══ Extract provided

When highlights were no longer doing the trick, she made her decision.
“I just got kinda tired of it, the time and expense. I wasn’t willing to do all-over color, and I thought acceptance was the more economical route.”
(There’s good news for women who do use all-over hair color. Hoskyn says she doesn’t worry about long-term effects of hair color provided you aren’t experiencing any allergic reaction. Allergies can develop, though, and she has had “hard conversations” with patients who need to give up hair color for medical reasons.)
Like Swaim, Hoskyn recognizes that having lighter hair made the transition easier, as did not having to consider whether the change would affect her professional standing.
“I could see how that could be [a consideration] in a high-profile position or other public-facing job,” she says. “We’re all bombarded with messages from the beauty industrial complex that we aren’t OK the way we are — makeup, deodorant — and this is just one of those things.”
Women with natural hair color are not well-represented in pop culture, she adds. That may be why the affirmation that Swaim, Kearns and Hoskyn all report from admirers is gratifying.

════

◆ Task item ◆
According to the excerpt about natural hair color, what two things made Hoskyn's transition easier?

══ Records supplied

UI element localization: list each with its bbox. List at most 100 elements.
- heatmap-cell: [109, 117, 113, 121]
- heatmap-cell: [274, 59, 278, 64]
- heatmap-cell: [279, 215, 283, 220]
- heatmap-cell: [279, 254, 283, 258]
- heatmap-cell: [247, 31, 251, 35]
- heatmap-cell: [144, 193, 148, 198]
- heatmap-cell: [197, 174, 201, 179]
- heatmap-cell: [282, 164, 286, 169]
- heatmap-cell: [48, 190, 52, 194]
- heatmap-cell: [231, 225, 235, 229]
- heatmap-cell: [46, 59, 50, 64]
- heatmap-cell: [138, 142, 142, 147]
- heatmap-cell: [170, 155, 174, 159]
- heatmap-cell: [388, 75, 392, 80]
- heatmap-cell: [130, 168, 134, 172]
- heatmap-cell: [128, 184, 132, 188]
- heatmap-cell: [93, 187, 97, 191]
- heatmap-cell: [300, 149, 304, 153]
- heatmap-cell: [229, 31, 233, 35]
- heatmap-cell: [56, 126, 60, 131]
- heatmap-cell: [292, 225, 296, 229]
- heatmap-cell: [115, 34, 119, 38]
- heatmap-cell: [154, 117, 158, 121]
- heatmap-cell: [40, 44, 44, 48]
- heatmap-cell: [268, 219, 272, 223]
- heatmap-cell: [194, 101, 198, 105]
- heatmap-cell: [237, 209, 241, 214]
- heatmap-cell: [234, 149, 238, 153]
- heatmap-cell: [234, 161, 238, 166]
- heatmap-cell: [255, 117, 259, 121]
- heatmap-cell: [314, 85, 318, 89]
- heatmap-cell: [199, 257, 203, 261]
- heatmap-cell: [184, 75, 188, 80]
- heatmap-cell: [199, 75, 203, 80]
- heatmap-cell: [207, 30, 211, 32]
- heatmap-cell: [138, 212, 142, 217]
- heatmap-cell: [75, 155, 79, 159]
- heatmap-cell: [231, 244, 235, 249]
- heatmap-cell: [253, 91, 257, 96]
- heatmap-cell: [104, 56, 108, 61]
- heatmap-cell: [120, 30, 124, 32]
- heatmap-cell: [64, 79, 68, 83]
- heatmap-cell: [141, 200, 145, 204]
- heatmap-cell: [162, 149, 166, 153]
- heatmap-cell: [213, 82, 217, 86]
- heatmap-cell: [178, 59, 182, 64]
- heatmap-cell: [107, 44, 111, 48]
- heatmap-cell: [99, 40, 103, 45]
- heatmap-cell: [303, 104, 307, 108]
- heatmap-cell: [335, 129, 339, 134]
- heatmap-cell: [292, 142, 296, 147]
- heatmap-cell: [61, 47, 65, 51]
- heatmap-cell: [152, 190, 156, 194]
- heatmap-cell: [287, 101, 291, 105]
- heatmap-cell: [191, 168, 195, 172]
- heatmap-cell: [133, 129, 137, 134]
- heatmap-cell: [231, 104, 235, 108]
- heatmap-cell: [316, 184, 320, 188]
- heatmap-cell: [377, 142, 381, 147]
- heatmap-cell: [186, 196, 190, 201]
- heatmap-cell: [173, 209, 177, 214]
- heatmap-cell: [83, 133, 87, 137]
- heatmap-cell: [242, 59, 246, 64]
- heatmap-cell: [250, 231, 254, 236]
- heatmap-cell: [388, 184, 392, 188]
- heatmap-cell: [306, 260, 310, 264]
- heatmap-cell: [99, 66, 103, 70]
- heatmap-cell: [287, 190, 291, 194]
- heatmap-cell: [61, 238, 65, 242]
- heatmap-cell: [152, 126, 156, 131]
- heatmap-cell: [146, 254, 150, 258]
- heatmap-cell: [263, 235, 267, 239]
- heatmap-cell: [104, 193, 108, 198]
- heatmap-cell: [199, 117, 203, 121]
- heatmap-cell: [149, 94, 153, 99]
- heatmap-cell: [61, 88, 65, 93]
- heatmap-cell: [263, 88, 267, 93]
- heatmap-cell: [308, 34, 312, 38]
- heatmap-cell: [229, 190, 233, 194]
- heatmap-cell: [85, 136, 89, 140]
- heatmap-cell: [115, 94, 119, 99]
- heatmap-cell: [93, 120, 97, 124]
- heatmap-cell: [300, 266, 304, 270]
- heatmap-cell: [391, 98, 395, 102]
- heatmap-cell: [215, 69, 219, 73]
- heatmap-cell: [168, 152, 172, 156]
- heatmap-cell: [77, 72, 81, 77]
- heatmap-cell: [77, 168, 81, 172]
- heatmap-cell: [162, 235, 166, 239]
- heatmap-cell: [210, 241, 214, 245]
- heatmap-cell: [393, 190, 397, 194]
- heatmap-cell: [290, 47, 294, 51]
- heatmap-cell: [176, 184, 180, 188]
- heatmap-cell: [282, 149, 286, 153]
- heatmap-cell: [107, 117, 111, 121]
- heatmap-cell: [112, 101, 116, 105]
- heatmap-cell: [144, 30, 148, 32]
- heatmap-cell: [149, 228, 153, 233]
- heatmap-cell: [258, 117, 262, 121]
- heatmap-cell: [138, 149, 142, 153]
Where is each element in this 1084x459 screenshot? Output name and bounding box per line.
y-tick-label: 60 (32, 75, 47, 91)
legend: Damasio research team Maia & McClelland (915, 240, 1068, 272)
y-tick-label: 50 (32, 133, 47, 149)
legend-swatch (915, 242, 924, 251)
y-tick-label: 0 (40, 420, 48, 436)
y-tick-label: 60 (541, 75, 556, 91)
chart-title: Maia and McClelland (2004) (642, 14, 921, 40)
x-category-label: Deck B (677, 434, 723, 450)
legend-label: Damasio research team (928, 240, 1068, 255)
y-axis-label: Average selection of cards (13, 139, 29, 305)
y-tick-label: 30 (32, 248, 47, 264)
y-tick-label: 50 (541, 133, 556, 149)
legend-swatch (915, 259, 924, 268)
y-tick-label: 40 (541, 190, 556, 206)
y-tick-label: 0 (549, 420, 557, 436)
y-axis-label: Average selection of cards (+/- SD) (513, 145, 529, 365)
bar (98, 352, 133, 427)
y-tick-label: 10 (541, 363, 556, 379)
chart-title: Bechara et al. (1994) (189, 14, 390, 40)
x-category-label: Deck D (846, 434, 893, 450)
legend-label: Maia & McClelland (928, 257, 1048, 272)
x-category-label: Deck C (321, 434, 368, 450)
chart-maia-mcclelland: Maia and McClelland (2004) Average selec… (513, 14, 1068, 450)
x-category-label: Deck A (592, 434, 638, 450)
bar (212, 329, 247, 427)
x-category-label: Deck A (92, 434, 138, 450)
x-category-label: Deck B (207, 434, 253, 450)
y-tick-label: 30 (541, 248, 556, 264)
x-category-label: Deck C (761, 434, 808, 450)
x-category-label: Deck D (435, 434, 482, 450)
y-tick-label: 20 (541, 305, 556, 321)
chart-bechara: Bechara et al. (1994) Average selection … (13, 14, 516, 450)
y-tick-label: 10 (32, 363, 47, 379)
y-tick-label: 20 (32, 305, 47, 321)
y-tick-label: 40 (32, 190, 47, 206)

════

◆ Reply to the task ◆
Her lighter hair made the transition easier. So did not having to consider whether the change would affect her professional standing.